• [PROBLEM DESCRIPTION]
Could you repeat the records below exactly, leaving out any pictures?

• [SOURCE DATA]
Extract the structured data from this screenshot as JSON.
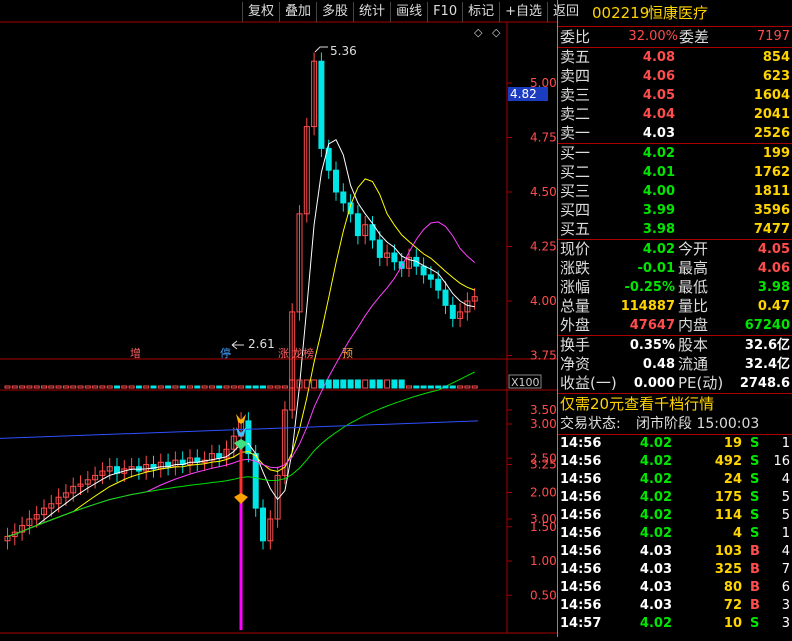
{
  "toolbar": [
    "复权",
    "叠加",
    "多股",
    "统计",
    "画线",
    "F10",
    "标记",
    "+自选",
    "返回"
  ],
  "stock": {
    "code": "002219",
    "name": "恒康医疗"
  },
  "price_axis": {
    "ticks": [
      "5.00",
      "4.75",
      "4.50",
      "4.25",
      "4.00",
      "3.75",
      "3.50",
      "3.25",
      "3.00"
    ],
    "current": "4.82"
  },
  "annotations": {
    "high": "5.36",
    "low": "2.61"
  },
  "tags": [
    "增",
    "停",
    "涨",
    "龙榜",
    "预"
  ],
  "volume_axis": {
    "label": "X100"
  },
  "indicator_axis": {
    "ticks": [
      "3.00",
      "2.50",
      "2.00",
      "1.50",
      "1.00",
      "0.50"
    ]
  },
  "orderbook": {
    "weibi": {
      "label": "委比",
      "value": "32.00%",
      "label2": "委差",
      "value2": "7197"
    },
    "sells": [
      {
        "label": "卖五",
        "price": "4.08",
        "vol": "854"
      },
      {
        "label": "卖四",
        "price": "4.06",
        "vol": "623"
      },
      {
        "label": "卖三",
        "price": "4.05",
        "vol": "1604"
      },
      {
        "label": "卖二",
        "price": "4.04",
        "vol": "2041"
      },
      {
        "label": "卖一",
        "price": "4.03",
        "vol": "2526"
      }
    ],
    "buys": [
      {
        "label": "买一",
        "price": "4.02",
        "vol": "199"
      },
      {
        "label": "买二",
        "price": "4.01",
        "vol": "1762"
      },
      {
        "label": "买三",
        "price": "4.00",
        "vol": "1811"
      },
      {
        "label": "买四",
        "price": "3.99",
        "vol": "3596"
      },
      {
        "label": "买五",
        "price": "3.98",
        "vol": "7477"
      }
    ]
  },
  "quote": [
    {
      "l1": "现价",
      "v1": "4.02",
      "l2": "今开",
      "v2": "4.05"
    },
    {
      "l1": "涨跌",
      "v1": "-0.01",
      "l2": "最高",
      "v2": "4.06"
    },
    {
      "l1": "涨幅",
      "v1": "-0.25%",
      "l2": "最低",
      "v2": "3.98"
    },
    {
      "l1": "总量",
      "v1": "114887",
      "l2": "量比",
      "v2": "0.47"
    },
    {
      "l1": "外盘",
      "v1": "47647",
      "l2": "内盘",
      "v2": "67240"
    }
  ],
  "fundamentals": [
    {
      "l1": "换手",
      "v1": "0.35%",
      "l2": "股本",
      "v2": "32.6亿"
    },
    {
      "l1": "净资",
      "v1": "0.48",
      "l2": "流通",
      "v2": "32.4亿"
    },
    {
      "l1": "收益(一)",
      "v1": "0.000",
      "l2": "PE(动)",
      "v2": "2748.6"
    }
  ],
  "promo": "仅需20元查看千档行情",
  "status": {
    "label": "交易状态:",
    "value": "闭市阶段 15:00:03"
  },
  "ticks": [
    {
      "t": "14:56",
      "p": "4.02",
      "v": "19",
      "d": "S",
      "n": "1"
    },
    {
      "t": "14:56",
      "p": "4.02",
      "v": "492",
      "d": "S",
      "n": "16"
    },
    {
      "t": "14:56",
      "p": "4.02",
      "v": "24",
      "d": "S",
      "n": "4"
    },
    {
      "t": "14:56",
      "p": "4.02",
      "v": "175",
      "d": "S",
      "n": "5"
    },
    {
      "t": "14:56",
      "p": "4.02",
      "v": "114",
      "d": "S",
      "n": "5"
    },
    {
      "t": "14:56",
      "p": "4.02",
      "v": "4",
      "d": "S",
      "n": "1"
    },
    {
      "t": "14:56",
      "p": "4.03",
      "v": "103",
      "d": "B",
      "n": "4"
    },
    {
      "t": "14:56",
      "p": "4.03",
      "v": "325",
      "d": "B",
      "n": "7"
    },
    {
      "t": "14:56",
      "p": "4.03",
      "v": "80",
      "d": "B",
      "n": "6"
    },
    {
      "t": "14:56",
      "p": "4.03",
      "v": "72",
      "d": "B",
      "n": "3"
    },
    {
      "t": "14:57",
      "p": "4.02",
      "v": "10",
      "d": "S",
      "n": "3"
    }
  ],
  "colors": {
    "up": "#ff4d4d",
    "down": "#00e600",
    "border": "#a00000",
    "accent": "#ffd400"
  }
}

• [OUTPUT OF THE EXERCISE]
Extract the structured data from this screenshot as JSON.
{
  "toolbar": [
    "复权",
    "叠加",
    "多股",
    "统计",
    "画线",
    "F10",
    "标记",
    "+自选",
    "返回"
  ],
  "stock": {
    "code": "002219",
    "name": "恒康医疗"
  },
  "price_axis": {
    "ticks": [
      "5.00",
      "4.75",
      "4.50",
      "4.25",
      "4.00",
      "3.75",
      "3.50",
      "3.25",
      "3.00"
    ],
    "current": "4.82"
  },
  "annotations": {
    "high": "5.36",
    "low": "2.61"
  },
  "tags": [
    "增",
    "停",
    "涨",
    "龙榜",
    "预"
  ],
  "volume_axis": {
    "label": "X100"
  },
  "indicator_axis": {
    "ticks": [
      "3.00",
      "2.50",
      "2.00",
      "1.50",
      "1.00",
      "0.50"
    ]
  },
  "orderbook": {
    "weibi": {
      "label": "委比",
      "value": "32.00%",
      "label2": "委差",
      "value2": "7197"
    },
    "sells": [
      {
        "label": "卖五",
        "price": "4.08",
        "vol": "854"
      },
      {
        "label": "卖四",
        "price": "4.06",
        "vol": "623"
      },
      {
        "label": "卖三",
        "price": "4.05",
        "vol": "1604"
      },
      {
        "label": "卖二",
        "price": "4.04",
        "vol": "2041"
      },
      {
        "label": "卖一",
        "price": "4.03",
        "vol": "2526"
      }
    ],
    "buys": [
      {
        "label": "买一",
        "price": "4.02",
        "vol": "199"
      },
      {
        "label": "买二",
        "price": "4.01",
        "vol": "1762"
      },
      {
        "label": "买三",
        "price": "4.00",
        "vol": "1811"
      },
      {
        "label": "买四",
        "price": "3.99",
        "vol": "3596"
      },
      {
        "label": "买五",
        "price": "3.98",
        "vol": "7477"
      }
    ]
  },
  "quote": [
    {
      "l1": "现价",
      "v1": "4.02",
      "l2": "今开",
      "v2": "4.05"
    },
    {
      "l1": "涨跌",
      "v1": "-0.01",
      "l2": "最高",
      "v2": "4.06"
    },
    {
      "l1": "涨幅",
      "v1": "-0.25%",
      "l2": "最低",
      "v2": "3.98"
    },
    {
      "l1": "总量",
      "v1": "114887",
      "l2": "量比",
      "v2": "0.47"
    },
    {
      "l1": "外盘",
      "v1": "47647",
      "l2": "内盘",
      "v2": "67240"
    }
  ],
  "fundamentals": [
    {
      "l1": "换手",
      "v1": "0.35%",
      "l2": "股本",
      "v2": "32.6亿"
    },
    {
      "l1": "净资",
      "v1": "0.48",
      "l2": "流通",
      "v2": "32.4亿"
    },
    {
      "l1": "收益(一)",
      "v1": "0.000",
      "l2": "PE(动)",
      "v2": "2748.6"
    }
  ],
  "promo": "仅需20元查看千档行情",
  "status": {
    "label": "交易状态:",
    "value": "闭市阶段 15:00:03"
  },
  "ticks": [
    {
      "t": "14:56",
      "p": "4.02",
      "v": "19",
      "d": "S",
      "n": "1"
    },
    {
      "t": "14:56",
      "p": "4.02",
      "v": "492",
      "d": "S",
      "n": "16"
    },
    {
      "t": "14:56",
      "p": "4.02",
      "v": "24",
      "d": "S",
      "n": "4"
    },
    {
      "t": "14:56",
      "p": "4.02",
      "v": "175",
      "d": "S",
      "n": "5"
    },
    {
      "t": "14:56",
      "p": "4.02",
      "v": "114",
      "d": "S",
      "n": "5"
    },
    {
      "t": "14:56",
      "p": "4.02",
      "v": "4",
      "d": "S",
      "n": "1"
    },
    {
      "t": "14:56",
      "p": "4.03",
      "v": "103",
      "d": "B",
      "n": "4"
    },
    {
      "t": "14:56",
      "p": "4.03",
      "v": "325",
      "d": "B",
      "n": "7"
    },
    {
      "t": "14:56",
      "p": "4.03",
      "v": "80",
      "d": "B",
      "n": "6"
    },
    {
      "t": "14:56",
      "p": "4.03",
      "v": "72",
      "d": "B",
      "n": "3"
    },
    {
      "t": "14:57",
      "p": "4.02",
      "v": "10",
      "d": "S",
      "n": "3"
    }
  ],
  "colors": {
    "up": "#ff4d4d",
    "down": "#00e600",
    "border": "#a00000",
    "accent": "#ffd400"
  }
}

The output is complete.